- _RECORDS FOR THE TASK_
# # # # #

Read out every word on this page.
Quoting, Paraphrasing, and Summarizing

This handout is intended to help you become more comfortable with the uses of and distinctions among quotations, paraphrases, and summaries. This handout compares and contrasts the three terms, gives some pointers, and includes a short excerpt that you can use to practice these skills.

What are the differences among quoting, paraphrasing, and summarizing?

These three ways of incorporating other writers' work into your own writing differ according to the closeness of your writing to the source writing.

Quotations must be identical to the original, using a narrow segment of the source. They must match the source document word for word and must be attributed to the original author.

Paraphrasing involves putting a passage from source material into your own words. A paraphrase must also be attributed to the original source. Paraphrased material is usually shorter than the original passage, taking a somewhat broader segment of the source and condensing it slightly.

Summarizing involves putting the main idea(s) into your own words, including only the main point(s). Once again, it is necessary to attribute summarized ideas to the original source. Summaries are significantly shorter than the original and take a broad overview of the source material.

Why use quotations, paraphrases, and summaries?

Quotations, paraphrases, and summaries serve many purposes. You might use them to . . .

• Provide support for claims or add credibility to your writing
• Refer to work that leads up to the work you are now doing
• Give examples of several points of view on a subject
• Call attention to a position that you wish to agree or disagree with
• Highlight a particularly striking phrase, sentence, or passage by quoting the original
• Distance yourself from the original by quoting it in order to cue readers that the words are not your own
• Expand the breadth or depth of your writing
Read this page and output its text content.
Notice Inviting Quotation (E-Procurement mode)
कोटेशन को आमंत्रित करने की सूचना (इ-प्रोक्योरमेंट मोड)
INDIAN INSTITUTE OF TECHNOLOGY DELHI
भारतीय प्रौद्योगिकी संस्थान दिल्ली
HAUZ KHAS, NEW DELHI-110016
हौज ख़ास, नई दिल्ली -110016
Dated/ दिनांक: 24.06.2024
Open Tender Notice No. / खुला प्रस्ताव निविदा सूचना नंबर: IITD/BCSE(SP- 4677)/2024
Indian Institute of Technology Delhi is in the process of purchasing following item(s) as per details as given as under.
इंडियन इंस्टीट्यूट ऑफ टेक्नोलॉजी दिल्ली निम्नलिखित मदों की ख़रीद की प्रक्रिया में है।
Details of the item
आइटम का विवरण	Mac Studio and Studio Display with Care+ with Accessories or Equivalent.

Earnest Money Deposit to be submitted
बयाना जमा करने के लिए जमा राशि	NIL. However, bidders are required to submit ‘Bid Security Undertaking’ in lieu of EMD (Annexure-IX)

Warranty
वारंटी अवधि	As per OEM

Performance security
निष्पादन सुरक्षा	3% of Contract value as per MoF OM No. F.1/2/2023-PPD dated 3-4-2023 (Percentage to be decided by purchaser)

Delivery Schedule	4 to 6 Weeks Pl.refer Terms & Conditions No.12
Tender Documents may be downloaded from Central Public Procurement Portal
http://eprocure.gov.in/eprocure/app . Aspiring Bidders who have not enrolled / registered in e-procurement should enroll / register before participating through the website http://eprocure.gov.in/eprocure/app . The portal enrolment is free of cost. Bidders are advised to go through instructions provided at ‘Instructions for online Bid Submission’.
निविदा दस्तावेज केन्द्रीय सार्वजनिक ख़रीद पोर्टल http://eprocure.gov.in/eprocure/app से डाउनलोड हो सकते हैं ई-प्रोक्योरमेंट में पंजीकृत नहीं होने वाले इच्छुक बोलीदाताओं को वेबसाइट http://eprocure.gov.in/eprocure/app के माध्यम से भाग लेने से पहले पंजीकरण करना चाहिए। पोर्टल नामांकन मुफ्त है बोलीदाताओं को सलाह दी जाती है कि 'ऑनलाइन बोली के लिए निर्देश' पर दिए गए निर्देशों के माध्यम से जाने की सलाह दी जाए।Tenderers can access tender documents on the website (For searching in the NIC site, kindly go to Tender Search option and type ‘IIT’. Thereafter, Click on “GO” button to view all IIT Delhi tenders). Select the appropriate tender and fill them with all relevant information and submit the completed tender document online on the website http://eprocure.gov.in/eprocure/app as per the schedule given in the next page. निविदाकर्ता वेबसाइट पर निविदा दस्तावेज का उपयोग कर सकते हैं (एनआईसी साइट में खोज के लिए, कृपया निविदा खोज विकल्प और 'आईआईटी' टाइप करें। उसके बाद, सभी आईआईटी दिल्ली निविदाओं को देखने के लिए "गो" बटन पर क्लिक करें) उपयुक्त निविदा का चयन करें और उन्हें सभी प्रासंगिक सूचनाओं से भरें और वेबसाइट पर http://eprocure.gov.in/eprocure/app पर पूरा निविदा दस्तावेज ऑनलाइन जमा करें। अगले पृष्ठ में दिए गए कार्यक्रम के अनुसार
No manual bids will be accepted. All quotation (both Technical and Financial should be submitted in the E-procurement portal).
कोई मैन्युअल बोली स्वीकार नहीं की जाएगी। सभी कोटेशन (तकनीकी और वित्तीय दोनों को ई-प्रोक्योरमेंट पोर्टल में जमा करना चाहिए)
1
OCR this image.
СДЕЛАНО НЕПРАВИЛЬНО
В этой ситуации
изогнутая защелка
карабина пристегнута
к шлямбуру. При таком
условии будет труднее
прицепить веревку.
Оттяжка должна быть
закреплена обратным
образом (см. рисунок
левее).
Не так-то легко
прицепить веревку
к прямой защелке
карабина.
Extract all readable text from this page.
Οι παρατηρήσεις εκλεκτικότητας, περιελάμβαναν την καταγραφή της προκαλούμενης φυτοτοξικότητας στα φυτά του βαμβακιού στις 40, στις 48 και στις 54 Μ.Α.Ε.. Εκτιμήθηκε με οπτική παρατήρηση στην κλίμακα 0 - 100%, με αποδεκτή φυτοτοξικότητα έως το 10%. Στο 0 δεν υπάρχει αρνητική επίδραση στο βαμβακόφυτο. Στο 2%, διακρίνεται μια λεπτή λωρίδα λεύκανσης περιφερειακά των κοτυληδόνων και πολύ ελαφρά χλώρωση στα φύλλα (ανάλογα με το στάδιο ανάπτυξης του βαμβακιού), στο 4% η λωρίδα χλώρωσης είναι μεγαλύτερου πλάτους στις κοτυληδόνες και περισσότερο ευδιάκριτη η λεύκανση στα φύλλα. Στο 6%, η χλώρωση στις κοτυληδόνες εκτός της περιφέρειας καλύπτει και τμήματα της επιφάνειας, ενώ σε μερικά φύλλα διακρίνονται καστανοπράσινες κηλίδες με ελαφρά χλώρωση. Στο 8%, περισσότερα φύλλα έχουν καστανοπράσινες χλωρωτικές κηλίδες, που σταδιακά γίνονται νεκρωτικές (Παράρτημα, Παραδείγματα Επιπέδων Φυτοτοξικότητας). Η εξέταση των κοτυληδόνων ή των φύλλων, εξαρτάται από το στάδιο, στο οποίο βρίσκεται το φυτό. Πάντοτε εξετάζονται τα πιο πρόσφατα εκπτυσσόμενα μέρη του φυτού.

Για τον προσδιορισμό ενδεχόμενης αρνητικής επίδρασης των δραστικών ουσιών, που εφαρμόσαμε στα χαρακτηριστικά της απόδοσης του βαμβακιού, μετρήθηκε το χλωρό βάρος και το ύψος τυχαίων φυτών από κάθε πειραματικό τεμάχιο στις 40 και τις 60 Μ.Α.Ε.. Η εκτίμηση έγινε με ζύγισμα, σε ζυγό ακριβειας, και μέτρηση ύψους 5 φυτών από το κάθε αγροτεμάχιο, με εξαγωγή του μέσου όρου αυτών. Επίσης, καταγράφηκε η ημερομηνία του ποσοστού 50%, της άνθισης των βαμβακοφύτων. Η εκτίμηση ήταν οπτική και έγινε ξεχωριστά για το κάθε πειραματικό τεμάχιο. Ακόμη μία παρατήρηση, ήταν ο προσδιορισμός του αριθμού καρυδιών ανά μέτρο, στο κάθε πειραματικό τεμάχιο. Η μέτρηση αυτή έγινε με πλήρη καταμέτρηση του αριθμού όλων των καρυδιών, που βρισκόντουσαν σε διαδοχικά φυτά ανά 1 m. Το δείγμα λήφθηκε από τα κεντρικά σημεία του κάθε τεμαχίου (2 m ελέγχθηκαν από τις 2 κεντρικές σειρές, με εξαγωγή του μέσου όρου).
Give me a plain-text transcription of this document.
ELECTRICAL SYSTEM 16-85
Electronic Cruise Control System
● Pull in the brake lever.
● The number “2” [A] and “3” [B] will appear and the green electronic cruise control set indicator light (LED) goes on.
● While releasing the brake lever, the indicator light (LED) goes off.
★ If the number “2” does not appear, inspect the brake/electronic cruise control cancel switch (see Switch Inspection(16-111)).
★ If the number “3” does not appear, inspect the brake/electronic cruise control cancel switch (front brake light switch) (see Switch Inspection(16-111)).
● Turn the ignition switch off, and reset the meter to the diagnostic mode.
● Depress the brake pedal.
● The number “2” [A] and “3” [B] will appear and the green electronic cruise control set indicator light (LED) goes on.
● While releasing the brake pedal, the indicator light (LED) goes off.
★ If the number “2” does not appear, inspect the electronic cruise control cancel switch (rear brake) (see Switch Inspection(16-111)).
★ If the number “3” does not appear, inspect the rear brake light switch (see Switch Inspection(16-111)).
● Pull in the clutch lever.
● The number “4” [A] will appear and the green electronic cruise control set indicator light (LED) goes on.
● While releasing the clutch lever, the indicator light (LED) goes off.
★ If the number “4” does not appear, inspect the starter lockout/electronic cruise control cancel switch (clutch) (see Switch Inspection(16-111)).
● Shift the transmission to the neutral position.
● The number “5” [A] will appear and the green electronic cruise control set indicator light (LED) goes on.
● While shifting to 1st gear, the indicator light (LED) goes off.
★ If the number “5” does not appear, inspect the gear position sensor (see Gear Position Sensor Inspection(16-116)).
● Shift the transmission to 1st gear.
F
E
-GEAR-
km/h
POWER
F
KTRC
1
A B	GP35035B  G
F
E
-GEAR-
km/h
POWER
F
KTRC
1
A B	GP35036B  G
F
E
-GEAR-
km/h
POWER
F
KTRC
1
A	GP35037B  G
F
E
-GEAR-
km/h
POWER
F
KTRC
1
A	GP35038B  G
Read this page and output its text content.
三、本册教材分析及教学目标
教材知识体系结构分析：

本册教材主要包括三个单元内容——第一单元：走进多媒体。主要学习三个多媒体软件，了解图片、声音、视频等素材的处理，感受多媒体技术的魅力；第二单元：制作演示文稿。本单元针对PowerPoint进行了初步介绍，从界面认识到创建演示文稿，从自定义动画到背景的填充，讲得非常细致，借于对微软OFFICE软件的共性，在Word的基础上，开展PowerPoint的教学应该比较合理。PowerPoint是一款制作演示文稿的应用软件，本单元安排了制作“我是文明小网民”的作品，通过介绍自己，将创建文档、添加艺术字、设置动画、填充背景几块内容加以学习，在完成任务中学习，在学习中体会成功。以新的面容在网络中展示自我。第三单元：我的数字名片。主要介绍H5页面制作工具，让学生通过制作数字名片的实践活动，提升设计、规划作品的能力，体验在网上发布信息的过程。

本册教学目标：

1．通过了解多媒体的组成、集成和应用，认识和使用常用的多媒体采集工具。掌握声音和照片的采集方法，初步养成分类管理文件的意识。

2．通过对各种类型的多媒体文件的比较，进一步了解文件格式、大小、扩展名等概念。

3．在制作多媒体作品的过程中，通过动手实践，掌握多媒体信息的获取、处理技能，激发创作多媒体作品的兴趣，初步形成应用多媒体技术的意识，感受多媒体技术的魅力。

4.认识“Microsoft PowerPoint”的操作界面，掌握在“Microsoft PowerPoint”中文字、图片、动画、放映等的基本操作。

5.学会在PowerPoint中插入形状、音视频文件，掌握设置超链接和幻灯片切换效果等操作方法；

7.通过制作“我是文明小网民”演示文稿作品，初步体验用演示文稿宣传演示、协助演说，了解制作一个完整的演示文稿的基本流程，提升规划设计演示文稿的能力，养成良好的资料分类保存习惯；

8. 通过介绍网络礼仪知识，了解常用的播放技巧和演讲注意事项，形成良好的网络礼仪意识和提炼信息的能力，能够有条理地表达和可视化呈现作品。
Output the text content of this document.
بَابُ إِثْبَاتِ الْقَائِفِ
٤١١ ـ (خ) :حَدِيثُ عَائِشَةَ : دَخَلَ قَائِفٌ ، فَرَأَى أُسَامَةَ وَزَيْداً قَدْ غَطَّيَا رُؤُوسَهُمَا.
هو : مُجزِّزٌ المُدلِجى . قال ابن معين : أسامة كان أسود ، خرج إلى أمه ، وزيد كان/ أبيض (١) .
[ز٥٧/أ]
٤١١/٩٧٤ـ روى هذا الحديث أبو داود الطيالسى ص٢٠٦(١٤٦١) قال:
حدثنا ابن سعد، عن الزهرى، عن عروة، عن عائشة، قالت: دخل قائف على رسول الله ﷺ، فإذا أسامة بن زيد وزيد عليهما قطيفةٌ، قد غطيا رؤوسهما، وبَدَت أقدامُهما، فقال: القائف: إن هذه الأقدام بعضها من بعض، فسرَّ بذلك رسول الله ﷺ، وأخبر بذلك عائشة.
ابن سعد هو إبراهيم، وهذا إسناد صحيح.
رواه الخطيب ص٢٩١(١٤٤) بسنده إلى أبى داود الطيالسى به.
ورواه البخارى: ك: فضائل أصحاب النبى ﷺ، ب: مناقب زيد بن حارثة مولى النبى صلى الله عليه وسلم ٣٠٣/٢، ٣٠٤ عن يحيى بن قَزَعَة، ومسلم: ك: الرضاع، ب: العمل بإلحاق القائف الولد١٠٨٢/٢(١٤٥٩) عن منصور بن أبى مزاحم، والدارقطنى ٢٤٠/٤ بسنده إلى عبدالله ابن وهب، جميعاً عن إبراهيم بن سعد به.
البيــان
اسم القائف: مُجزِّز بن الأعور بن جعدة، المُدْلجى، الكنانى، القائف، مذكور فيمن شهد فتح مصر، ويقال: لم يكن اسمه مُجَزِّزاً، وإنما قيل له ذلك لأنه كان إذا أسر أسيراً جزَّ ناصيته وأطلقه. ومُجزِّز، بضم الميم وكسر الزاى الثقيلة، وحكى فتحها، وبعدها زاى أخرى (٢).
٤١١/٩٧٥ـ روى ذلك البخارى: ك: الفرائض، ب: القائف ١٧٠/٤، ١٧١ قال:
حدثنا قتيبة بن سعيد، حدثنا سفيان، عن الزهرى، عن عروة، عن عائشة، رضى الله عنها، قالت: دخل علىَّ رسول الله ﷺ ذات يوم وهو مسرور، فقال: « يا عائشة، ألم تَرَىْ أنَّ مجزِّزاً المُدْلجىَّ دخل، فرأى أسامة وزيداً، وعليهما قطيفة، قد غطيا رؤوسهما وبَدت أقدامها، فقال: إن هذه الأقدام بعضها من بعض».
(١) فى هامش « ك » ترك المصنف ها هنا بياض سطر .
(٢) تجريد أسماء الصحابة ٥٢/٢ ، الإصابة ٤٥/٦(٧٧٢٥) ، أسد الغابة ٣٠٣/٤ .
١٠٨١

# # # # #

Show the lines of the records that contain the word "lever".

● Pull in the brake lever.
● While releasing the brake lever, the indicator light (LED) goes off.
● Pull in the clutch lever.
● While releasing the clutch lever, the indicator light (LED) goes off.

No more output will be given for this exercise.